- WRITTEN INSTRUCTION -
Would you transcribe all of the data exactly, down to the last character?

- INFORMATION SHOWN -
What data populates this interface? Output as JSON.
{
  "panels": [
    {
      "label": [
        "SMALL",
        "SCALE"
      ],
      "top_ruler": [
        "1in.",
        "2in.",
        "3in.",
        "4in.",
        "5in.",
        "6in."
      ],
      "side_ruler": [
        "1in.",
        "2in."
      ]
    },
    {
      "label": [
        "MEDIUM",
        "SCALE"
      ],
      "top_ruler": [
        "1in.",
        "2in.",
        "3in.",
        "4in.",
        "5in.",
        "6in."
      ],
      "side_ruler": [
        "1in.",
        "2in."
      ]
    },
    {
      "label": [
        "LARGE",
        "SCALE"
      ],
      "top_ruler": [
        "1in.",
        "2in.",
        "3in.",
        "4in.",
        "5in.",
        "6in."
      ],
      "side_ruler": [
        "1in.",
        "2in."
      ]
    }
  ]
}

- SOLUTION TO THE PROBLEM -
What data populates this interface? Output as JSON.
{
  "panels": [
    {
      "label": [
        "SMALL",
        "SCALE"
      ],
      "top_ruler": [
        "1in.",
        "2in.",
        "3in.",
        "4in.",
        "5in.",
        "6in."
      ],
      "side_ruler": [
        "1in.",
        "2in."
      ]
    },
    {
      "label": [
        "MEDIUM",
        "SCALE"
      ],
      "top_ruler": [
        "1in.",
        "2in.",
        "3in.",
        "4in.",
        "5in.",
        "6in."
      ],
      "side_ruler": [
        "1in.",
        "2in."
      ]
    },
    {
      "label": [
        "LARGE",
        "SCALE"
      ],
      "top_ruler": [
        "1in.",
        "2in.",
        "3in.",
        "4in.",
        "5in.",
        "6in."
      ],
      "side_ruler": [
        "1in.",
        "2in."
      ]
    }
  ]
}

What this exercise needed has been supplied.